◆ Problem to work on:
Reproduce each line exactly.

◆ Given data:
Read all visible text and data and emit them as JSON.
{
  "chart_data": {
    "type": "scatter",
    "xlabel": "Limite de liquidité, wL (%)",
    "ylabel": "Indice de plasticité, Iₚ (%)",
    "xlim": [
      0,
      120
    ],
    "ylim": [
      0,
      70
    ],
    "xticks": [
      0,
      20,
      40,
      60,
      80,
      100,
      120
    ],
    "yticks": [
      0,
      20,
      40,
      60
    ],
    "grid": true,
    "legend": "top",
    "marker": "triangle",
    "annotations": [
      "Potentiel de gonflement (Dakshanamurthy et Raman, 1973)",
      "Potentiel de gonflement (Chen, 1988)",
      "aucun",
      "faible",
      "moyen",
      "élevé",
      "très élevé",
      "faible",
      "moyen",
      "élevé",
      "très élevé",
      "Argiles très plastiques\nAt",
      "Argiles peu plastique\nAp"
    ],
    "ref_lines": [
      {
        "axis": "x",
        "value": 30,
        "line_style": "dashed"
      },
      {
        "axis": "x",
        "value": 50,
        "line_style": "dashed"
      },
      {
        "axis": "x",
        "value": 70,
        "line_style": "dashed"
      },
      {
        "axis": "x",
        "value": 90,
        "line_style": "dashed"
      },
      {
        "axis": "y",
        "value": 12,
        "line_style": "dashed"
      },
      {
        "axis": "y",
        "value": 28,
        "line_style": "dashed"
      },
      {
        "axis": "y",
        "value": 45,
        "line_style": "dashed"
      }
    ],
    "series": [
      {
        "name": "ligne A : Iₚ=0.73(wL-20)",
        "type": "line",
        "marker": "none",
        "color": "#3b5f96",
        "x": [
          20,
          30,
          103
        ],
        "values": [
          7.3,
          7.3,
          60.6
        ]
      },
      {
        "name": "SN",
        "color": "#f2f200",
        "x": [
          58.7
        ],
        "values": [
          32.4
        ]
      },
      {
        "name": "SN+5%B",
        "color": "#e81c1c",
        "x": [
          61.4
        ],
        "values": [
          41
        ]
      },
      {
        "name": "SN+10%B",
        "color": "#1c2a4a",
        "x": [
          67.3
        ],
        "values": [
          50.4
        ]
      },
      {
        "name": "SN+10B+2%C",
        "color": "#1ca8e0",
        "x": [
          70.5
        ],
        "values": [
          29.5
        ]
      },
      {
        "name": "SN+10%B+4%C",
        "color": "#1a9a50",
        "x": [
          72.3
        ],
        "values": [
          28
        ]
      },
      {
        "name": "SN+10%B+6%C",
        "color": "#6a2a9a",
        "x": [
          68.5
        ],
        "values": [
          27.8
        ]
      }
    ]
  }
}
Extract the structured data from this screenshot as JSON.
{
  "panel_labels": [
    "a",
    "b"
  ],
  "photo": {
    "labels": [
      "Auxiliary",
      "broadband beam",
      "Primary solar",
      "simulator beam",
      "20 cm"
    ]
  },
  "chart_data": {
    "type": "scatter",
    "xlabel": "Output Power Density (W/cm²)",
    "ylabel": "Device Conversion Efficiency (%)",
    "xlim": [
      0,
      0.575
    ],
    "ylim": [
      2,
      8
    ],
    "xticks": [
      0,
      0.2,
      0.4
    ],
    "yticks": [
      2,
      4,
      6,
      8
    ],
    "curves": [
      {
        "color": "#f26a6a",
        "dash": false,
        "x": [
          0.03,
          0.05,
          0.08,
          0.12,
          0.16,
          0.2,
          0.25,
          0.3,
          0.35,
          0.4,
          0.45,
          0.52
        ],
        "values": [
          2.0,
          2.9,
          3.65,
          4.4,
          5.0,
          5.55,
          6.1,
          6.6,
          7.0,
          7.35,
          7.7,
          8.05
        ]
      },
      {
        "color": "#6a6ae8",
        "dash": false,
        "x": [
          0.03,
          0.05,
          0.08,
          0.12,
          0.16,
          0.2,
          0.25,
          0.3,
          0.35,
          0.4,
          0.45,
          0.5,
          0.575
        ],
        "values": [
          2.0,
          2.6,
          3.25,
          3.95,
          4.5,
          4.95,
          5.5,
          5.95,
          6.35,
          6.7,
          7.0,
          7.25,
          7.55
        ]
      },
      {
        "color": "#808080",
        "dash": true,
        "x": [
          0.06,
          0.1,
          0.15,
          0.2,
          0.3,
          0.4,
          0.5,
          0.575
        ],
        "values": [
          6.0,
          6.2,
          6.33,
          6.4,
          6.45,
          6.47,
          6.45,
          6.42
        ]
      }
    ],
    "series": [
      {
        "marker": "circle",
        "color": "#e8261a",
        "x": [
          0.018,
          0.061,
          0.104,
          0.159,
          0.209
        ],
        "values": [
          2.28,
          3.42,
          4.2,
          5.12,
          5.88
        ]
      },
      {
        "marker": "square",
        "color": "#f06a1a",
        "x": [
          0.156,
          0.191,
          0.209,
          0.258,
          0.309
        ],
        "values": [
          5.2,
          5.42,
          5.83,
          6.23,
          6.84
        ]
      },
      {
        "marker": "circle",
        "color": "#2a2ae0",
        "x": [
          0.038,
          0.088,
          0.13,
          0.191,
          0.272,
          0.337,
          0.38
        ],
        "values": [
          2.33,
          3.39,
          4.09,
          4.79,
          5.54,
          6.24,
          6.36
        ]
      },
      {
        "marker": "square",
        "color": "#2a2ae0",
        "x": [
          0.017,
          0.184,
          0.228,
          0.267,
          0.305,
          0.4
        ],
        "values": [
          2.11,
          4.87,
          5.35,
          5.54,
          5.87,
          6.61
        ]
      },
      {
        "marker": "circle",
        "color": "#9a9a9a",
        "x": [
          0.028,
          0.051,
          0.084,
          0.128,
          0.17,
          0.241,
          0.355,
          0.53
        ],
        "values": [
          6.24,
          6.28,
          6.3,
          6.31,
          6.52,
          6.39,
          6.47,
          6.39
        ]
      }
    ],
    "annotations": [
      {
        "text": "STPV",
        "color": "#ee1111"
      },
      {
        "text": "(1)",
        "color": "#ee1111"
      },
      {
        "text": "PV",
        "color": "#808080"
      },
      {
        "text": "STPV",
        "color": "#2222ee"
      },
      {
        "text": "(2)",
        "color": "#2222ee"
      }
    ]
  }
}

◆ Written reply:
Read all visible text and data and emit them as JSON.
{
  "chart_data": {
    "type": "scatter",
    "xlabel": "Limite de liquidité, wL (%)",
    "ylabel": "Indice de plasticité, Iₚ (%)",
    "xlim": [
      0,
      120
    ],
    "ylim": [
      0,
      70
    ],
    "xticks": [
      0,
      20,
      40,
      60,
      80,
      100,
      120
    ],
    "yticks": [
      0,
      20,
      40,
      60
    ],
    "grid": true,
    "legend": "top",
    "marker": "triangle",
    "annotations": [
      "Potentiel de gonflement (Dakshanamurthy et Raman, 1973)",
      "Potentiel de gonflement (Chen, 1988)",
      "aucun",
      "faible",
      "moyen",
      "élevé",
      "très élevé",
      "faible",
      "moyen",
      "élevé",
      "très élevé",
      "Argiles très plastiques\nAt",
      "Argiles peu plastique\nAp"
    ],
    "ref_lines": [
      {
        "axis": "x",
        "value": 30,
        "line_style": "dashed"
      },
      {
        "axis": "x",
        "value": 50,
        "line_style": "dashed"
      },
      {
        "axis": "x",
        "value": 70,
        "line_style": "dashed"
      },
      {
        "axis": "x",
        "value": 90,
        "line_style": "dashed"
      },
      {
        "axis": "y",
        "value": 12,
        "line_style": "dashed"
      },
      {
        "axis": "y",
        "value": 28,
        "line_style": "dashed"
      },
      {
        "axis": "y",
        "value": 45,
        "line_style": "dashed"
      }
    ],
    "series": [
      {
        "name": "ligne A : Iₚ=0.73(wL-20)",
        "type": "line",
        "marker": "none",
        "color": "#3b5f96",
        "x": [
          20,
          30,
          103
        ],
        "values": [
          7.3,
          7.3,
          60.6
        ]
      },
      {
        "name": "SN",
        "color": "#f2f200",
        "x": [
          58.7
        ],
        "values": [
          32.4
        ]
      },
      {
        "name": "SN+5%B",
        "color": "#e81c1c",
        "x": [
          61.4
        ],
        "values": [
          41
        ]
      },
      {
        "name": "SN+10%B",
        "color": "#1c2a4a",
        "x": [
          67.3
        ],
        "values": [
          50.4
        ]
      },
      {
        "name": "SN+10B+2%C",
        "color": "#1ca8e0",
        "x": [
          70.5
        ],
        "values": [
          29.5
        ]
      },
      {
        "name": "SN+10%B+4%C",
        "color": "#1a9a50",
        "x": [
          72.3
        ],
        "values": [
          28
        ]
      },
      {
        "name": "SN+10%B+6%C",
        "color": "#6a2a9a",
        "x": [
          68.5
        ],
        "values": [
          27.8
        ]
      }
    ]
  }
}
Extract the structured data from this screenshot as JSON.
{
  "panel_labels": [
    "a",
    "b"
  ],
  "photo": {
    "labels": [
      "Auxiliary",
      "broadband beam",
      "Primary solar",
      "simulator beam",
      "20 cm"
    ]
  },
  "chart_data": {
    "type": "scatter",
    "xlabel": "Output Power Density (W/cm²)",
    "ylabel": "Device Conversion Efficiency (%)",
    "xlim": [
      0,
      0.575
    ],
    "ylim": [
      2,
      8
    ],
    "xticks": [
      0,
      0.2,
      0.4
    ],
    "yticks": [
      2,
      4,
      6,
      8
    ],
    "curves": [
      {
        "color": "#f26a6a",
        "dash": false,
        "x": [
          0.03,
          0.05,
          0.08,
          0.12,
          0.16,
          0.2,
          0.25,
          0.3,
          0.35,
          0.4,
          0.45,
          0.52
        ],
        "values": [
          2.0,
          2.9,
          3.65,
          4.4,
          5.0,
          5.55,
          6.1,
          6.6,
          7.0,
          7.35,
          7.7,
          8.05
        ]
      },
      {
        "color": "#6a6ae8",
        "dash": false,
        "x": [
          0.03,
          0.05,
          0.08,
          0.12,
          0.16,
          0.2,
          0.25,
          0.3,
          0.35,
          0.4,
          0.45,
          0.5,
          0.575
        ],
        "values": [
          2.0,
          2.6,
          3.25,
          3.95,
          4.5,
          4.95,
          5.5,
          5.95,
          6.35,
          6.7,
          7.0,
          7.25,
          7.55
        ]
      },
      {
        "color": "#808080",
        "dash": true,
        "x": [
          0.06,
          0.1,
          0.15,
          0.2,
          0.3,
          0.4,
          0.5,
          0.575
        ],
        "values": [
          6.0,
          6.2,
          6.33,
          6.4,
          6.45,
          6.47,
          6.45,
          6.42
        ]
      }
    ],
    "series": [
      {
        "marker": "circle",
        "color": "#e8261a",
        "x": [
          0.018,
          0.061,
          0.104,
          0.159,
          0.209
        ],
        "values": [
          2.28,
          3.42,
          4.2,
          5.12,
          5.88
        ]
      },
      {
        "marker": "square",
        "color": "#f06a1a",
        "x": [
          0.156,
          0.191,
          0.209,
          0.258,
          0.309
        ],
        "values": [
          5.2,
          5.42,
          5.83,
          6.23,
          6.84
        ]
      },
      {
        "marker": "circle",
        "color": "#2a2ae0",
        "x": [
          0.038,
          0.088,
          0.13,
          0.191,
          0.272,
          0.337,
          0.38
        ],
        "values": [
          2.33,
          3.39,
          4.09,
          4.79,
          5.54,
          6.24,
          6.36
        ]
      },
      {
        "marker": "square",
        "color": "#2a2ae0",
        "x": [
          0.017,
          0.184,
          0.228,
          0.267,
          0.305,
          0.4
        ],
        "values": [
          2.11,
          4.87,
          5.35,
          5.54,
          5.87,
          6.61
        ]
      },
      {
        "marker": "circle",
        "color": "#9a9a9a",
        "x": [
          0.028,
          0.051,
          0.084,
          0.128,
          0.17,
          0.241,
          0.355,
          0.53
        ],
        "values": [
          6.24,
          6.28,
          6.3,
          6.31,
          6.52,
          6.39,
          6.47,
          6.39
        ]
      }
    ],
    "annotations": [
      {
        "text": "STPV",
        "color": "#ee1111"
      },
      {
        "text": "(1)",
        "color": "#ee1111"
      },
      {
        "text": "PV",
        "color": "#808080"
      },
      {
        "text": "STPV",
        "color": "#2222ee"
      },
      {
        "text": "(2)",
        "color": "#2222ee"
      }
    ]
  }
}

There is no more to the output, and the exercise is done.